§ **Your tasks**:
- a) Answer these questions using the text on Lie's approach to differential equations:
(i) According to Olver, around what period in history was a variety of special techniques the state of the art?
(ii) According to Ibragimov, how many types of integrable second-order ordinary differential equations were accumulated through ad hoc approaches?
(iii) Into how many categories does Lie say most papers on differential equations from the previous 120 years can be divided?
- b) Write out, word for word, the part of the text on Lie's approach to differential equations that runs from "See also the" down to "much in common.".
- c) Carry on the text on Lie's approach to differential equations beyond its final sentence.

§ **Reading passage**:
Single approach to solving differential equations

As Zach Boyd said here, Lie's approach "does unify a lot of existing methods". For a good overview, see:

  • Eric J. Albright et al., “Symmetry Analysis of Differential Equations: A Primer” (Los Alamos National Lab. (LANL), Los Alamos, NM (United States), May 29, 2018).

Olver writes in the introduction to his Applications of Lie Groups to Differential Equations:

When beginning students first encounter ordinary differential equations they are, more often than not, presented with a bewildering variety of special techniques designed to solve certain particular, seemingly unrelated types of equations, such as separable, homogeneous or exact equations. Indeed, this was the state of the art around the middle of the nineteenth century, when Sophus Lie made the profound and far-reaching discovery that these special methods were, in fact, all special cases of a general integration procedure based on the invariance of the differential equation under a continuous group of symmetries.

Similarly, Ibragimov writes in the preface to his A Practical Course in Differential Equations and Mathematical Modeling:

over 400 types of integrable second-order ordinary differential equations were accumulated due to ad hoc approaches and summarized in voluminous catalogues [e.g., EqWorld]. …Lie group analysis reduces the classical 400 types of equations to 4 types only!

See also the beginning of the first paper by Sophus Lie in Lie Group Analysis: Classical Heritage, in which he gives a good historical overview of all the methods of solving differential equations; he begins (p. 4):

In my opinion, the major part of papers on differential equations published within the last 120 years can be divided into four or five categories having much in common.


It turns out that this question has been asked in one form or another by many people through the years, and it's complicated.

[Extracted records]

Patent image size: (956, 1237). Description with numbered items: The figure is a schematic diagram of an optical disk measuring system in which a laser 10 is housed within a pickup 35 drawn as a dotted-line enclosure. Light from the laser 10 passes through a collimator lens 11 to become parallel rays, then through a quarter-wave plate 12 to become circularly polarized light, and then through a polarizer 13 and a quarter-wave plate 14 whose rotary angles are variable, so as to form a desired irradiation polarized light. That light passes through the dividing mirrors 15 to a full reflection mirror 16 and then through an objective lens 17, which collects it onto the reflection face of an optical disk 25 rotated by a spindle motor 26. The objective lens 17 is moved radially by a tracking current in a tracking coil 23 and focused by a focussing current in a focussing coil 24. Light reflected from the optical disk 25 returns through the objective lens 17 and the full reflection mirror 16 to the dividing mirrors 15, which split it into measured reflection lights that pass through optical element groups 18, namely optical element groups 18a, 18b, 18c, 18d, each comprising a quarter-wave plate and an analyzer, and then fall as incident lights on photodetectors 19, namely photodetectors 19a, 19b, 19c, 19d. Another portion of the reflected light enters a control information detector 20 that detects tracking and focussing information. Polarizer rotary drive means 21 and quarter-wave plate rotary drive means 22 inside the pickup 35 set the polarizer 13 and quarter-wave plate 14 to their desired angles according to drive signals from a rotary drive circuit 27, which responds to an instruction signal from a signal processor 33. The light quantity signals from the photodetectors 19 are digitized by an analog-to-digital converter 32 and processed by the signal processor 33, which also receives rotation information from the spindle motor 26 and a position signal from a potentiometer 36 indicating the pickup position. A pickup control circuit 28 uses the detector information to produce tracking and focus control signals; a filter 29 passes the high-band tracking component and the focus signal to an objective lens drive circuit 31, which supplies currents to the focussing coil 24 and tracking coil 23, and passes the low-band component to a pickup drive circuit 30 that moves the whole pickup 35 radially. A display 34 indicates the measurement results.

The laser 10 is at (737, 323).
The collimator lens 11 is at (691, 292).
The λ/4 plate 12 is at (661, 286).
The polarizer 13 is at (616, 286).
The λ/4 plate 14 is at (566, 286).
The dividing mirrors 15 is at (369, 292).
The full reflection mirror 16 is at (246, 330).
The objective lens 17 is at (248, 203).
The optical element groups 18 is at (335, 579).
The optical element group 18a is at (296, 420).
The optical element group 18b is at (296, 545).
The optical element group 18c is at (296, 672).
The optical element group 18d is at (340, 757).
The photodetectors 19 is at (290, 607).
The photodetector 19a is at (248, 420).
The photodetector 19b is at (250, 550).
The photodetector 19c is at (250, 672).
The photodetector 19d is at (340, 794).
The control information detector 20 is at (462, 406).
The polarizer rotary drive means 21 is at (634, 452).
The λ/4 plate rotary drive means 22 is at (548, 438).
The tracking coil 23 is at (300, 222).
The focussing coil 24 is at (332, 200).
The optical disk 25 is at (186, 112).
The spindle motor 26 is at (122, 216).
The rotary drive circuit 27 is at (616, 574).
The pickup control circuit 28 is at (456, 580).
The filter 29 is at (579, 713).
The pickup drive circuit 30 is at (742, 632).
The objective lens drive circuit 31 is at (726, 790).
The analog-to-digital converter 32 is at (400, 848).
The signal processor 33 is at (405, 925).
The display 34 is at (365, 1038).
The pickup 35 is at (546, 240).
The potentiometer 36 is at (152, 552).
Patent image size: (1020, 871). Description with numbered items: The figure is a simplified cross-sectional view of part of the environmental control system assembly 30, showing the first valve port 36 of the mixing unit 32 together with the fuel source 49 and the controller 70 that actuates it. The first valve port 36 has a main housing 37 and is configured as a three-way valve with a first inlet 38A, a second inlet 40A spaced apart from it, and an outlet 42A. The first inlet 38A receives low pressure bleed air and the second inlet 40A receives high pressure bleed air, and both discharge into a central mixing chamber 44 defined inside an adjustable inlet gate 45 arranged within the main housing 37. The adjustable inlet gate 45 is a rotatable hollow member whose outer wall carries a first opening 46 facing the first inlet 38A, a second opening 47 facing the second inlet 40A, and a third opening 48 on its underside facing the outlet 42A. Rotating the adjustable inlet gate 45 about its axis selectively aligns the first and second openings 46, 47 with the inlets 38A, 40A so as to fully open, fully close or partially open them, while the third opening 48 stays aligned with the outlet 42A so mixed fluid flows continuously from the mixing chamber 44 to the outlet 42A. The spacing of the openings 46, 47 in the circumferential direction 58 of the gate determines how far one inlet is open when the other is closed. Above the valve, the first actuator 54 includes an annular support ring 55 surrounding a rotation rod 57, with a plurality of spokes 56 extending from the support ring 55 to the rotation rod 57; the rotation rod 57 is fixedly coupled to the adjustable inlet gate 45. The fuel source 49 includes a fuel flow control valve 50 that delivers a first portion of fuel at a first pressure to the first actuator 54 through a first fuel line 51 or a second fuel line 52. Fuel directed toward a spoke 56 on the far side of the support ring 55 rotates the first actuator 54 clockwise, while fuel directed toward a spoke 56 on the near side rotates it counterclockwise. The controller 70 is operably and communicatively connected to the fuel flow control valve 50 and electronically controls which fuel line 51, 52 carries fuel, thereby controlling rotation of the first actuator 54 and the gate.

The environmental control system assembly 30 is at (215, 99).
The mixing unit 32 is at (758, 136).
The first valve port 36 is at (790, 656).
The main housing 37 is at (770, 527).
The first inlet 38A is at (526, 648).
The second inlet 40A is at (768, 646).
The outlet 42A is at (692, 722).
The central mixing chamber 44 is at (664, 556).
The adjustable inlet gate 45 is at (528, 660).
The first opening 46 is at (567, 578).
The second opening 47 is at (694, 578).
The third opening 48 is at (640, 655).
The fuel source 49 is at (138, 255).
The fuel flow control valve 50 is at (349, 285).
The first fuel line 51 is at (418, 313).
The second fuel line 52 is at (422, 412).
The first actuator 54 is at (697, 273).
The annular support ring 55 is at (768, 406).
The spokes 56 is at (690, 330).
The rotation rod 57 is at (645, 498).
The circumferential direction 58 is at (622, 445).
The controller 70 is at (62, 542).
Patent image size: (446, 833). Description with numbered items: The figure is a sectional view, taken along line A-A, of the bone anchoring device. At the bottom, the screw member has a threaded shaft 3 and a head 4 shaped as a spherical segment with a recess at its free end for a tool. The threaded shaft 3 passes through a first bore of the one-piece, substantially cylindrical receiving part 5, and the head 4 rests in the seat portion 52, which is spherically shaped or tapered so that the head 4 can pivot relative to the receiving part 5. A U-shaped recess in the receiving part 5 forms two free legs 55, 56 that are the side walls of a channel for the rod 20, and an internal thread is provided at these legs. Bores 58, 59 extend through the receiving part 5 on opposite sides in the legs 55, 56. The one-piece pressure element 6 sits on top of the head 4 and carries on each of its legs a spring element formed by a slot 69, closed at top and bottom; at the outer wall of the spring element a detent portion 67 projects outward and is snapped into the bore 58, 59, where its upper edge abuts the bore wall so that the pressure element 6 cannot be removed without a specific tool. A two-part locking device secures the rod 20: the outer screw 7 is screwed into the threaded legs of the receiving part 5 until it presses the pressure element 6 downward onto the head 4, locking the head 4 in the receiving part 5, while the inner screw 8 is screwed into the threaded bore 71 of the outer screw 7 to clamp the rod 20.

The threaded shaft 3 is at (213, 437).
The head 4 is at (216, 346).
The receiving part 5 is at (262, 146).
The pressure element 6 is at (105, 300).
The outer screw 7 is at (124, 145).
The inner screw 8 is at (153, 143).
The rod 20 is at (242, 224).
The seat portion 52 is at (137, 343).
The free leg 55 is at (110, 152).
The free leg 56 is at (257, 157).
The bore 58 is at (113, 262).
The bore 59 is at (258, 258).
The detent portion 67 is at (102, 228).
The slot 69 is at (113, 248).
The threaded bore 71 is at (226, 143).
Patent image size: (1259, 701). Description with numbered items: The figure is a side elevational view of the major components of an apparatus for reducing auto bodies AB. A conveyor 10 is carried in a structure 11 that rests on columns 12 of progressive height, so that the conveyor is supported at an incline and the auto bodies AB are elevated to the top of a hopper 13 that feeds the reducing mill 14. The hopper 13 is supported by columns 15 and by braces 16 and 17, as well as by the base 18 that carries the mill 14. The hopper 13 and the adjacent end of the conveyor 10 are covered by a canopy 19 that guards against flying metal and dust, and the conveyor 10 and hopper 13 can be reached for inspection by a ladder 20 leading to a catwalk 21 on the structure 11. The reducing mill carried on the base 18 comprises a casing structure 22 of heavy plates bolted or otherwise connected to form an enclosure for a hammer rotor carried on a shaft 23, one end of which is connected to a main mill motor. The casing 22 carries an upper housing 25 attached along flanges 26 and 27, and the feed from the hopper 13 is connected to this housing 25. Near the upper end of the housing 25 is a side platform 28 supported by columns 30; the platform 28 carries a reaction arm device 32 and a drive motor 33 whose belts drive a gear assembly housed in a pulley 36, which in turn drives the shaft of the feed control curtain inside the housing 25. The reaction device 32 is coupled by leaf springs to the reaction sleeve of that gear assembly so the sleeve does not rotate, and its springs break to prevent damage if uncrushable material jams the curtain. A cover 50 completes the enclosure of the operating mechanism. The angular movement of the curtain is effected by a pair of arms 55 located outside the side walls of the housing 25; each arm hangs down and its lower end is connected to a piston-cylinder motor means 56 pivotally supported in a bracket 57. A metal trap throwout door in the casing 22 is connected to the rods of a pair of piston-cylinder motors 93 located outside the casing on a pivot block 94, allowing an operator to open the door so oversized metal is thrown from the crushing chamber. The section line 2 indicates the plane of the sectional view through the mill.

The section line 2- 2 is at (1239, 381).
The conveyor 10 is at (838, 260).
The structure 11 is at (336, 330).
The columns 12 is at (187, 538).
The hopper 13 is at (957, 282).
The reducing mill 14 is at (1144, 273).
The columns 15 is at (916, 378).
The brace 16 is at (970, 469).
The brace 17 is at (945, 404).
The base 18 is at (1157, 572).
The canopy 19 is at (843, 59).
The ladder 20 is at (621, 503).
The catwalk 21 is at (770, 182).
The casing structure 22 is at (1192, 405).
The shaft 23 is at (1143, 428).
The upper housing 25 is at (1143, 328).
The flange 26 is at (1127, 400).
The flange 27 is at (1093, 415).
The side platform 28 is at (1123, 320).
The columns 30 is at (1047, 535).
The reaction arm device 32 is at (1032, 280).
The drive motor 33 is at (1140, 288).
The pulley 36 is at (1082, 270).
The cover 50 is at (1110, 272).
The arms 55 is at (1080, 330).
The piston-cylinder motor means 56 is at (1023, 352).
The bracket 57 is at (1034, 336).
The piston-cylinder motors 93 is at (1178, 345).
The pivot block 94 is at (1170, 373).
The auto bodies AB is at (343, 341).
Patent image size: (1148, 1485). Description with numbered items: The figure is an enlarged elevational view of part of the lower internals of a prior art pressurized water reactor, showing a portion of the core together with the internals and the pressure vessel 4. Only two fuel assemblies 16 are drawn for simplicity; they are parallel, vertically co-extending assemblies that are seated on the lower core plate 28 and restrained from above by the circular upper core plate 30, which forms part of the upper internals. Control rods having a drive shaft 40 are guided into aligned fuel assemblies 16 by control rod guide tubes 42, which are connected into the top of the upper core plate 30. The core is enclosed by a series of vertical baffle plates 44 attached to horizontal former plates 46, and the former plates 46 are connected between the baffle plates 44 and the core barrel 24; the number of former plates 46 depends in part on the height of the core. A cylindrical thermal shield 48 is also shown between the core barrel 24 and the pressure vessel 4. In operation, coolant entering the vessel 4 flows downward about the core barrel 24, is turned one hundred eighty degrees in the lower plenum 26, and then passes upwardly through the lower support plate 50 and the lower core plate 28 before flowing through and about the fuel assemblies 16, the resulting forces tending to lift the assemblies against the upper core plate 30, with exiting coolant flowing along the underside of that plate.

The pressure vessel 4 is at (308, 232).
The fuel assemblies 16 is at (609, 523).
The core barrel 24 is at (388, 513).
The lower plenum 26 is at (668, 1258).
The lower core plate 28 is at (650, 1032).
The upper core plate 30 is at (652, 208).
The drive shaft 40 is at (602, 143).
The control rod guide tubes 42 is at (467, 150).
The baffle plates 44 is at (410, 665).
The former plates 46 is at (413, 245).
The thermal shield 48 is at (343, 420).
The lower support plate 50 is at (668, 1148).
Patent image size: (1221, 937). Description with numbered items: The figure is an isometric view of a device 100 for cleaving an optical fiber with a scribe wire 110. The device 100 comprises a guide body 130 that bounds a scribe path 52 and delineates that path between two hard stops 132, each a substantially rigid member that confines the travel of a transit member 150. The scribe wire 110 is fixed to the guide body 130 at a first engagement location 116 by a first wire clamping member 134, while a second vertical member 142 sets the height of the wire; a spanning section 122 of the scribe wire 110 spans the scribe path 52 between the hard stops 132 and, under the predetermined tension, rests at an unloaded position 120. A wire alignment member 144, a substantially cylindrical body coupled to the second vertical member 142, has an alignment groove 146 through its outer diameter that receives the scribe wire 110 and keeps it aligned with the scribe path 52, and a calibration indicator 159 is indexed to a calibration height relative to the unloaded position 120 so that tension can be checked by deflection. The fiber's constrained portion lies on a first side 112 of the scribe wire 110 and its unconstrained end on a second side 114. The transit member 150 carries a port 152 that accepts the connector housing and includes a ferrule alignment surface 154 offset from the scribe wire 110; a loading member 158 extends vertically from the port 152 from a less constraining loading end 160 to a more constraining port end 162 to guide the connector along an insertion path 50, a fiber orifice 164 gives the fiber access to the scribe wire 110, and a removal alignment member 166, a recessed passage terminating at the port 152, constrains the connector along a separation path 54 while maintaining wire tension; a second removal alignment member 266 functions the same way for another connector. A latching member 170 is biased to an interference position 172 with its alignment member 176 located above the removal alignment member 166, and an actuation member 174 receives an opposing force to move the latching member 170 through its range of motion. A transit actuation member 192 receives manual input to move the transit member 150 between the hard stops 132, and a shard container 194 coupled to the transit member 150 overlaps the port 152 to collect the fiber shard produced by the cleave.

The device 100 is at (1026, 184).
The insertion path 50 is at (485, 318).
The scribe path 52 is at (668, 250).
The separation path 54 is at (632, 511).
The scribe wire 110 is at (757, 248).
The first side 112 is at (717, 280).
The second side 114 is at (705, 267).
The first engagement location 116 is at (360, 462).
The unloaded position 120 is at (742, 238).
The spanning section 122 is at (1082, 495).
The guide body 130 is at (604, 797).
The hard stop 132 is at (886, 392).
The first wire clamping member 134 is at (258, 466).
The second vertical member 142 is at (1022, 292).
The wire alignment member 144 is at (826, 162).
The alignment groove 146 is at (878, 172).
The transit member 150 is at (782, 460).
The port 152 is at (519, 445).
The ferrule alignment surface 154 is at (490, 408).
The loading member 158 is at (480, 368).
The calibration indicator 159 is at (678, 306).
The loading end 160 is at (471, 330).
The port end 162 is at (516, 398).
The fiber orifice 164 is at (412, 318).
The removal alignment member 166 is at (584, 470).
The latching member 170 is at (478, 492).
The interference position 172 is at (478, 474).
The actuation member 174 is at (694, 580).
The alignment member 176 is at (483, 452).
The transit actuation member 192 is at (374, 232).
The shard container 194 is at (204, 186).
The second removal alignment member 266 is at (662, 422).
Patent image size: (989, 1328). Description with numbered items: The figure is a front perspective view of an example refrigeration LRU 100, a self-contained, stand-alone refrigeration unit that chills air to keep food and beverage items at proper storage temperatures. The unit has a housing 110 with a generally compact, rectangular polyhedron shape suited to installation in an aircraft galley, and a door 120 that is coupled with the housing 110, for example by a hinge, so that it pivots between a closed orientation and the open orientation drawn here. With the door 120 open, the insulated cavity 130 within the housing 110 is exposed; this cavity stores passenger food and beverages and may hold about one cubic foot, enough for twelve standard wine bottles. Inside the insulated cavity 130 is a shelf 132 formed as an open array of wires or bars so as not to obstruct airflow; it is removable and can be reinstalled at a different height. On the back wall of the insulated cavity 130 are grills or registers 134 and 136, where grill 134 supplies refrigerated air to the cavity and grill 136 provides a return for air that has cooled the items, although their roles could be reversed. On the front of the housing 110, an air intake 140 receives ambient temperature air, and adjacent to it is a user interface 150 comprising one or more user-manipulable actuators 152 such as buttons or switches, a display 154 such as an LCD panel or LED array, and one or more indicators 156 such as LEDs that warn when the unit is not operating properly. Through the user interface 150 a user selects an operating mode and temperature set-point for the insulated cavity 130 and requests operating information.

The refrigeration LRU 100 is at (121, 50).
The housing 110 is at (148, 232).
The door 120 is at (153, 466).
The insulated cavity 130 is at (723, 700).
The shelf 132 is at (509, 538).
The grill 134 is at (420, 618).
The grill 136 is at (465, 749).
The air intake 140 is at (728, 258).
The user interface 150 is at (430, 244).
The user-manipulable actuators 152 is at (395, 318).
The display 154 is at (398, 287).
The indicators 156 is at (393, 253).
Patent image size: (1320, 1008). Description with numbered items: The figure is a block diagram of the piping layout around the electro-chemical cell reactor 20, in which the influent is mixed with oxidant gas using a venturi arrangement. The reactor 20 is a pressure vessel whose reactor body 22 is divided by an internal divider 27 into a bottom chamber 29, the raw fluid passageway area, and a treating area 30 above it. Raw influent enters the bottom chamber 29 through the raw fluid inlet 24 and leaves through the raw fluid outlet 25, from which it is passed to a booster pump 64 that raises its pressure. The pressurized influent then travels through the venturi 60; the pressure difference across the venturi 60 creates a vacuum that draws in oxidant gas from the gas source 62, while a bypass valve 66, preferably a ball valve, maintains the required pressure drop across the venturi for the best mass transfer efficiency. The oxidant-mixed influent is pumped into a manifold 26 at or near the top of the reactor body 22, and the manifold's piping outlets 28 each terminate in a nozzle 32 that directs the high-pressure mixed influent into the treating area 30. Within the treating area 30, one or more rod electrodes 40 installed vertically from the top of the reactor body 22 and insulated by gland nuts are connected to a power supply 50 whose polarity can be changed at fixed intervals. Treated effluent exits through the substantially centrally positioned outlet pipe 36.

§ **Solved tasks**:
- a)
(i) Around the middle of the nineteenth century.
(ii) Over 400 types.
(iii) Four or five categories.

- b)
See also the beginning of the first paper by Sophus Lie in Lie Group Analysis: Classical Heritage, in which he gives a good historical overview of all the methods of solving differential equations; he begins (p. 4):

In my opinion, the major part of papers on differential equations published within the last 120 years can be divided into four or five categories having much in common.

- c)
First, it depends on what is meant by solving the equation. Differential equations can describe a vast range of phenomena, from turbulent flow to crystal growth to dynamic plasticity. The "closed form" solutions that can be written down explicitly turn out to be inadequate to describe all of that.

A natural next step is to look for series solutions, but as you noted, many equations develop irregularities, for instance shock waves, which cannot really be described with series easily. People have tried things like shock tracking that handle these singularities separately, but it is hard.

Another approach is using Lie groups, which you have alluded to. This does unify a lot of existing methods, but it is still essentially limited to situations where a tractable closed form solution is available.

The most common modern approach to the problem it to not expect a closed form or series approximation in general ( although this is sometimes possible and useful) but instead look for either useful properties of the solution (e.g. existence, bounds on derivatives, etc.) or try to evaluate the solution at different points via numerical simulation. Another perspective on this technique is that numerical discretizations provide the sequential approximation you are looking for.

A bit disappointing, but that is the state of things. Lie group methods are cool though. Definitely study them :)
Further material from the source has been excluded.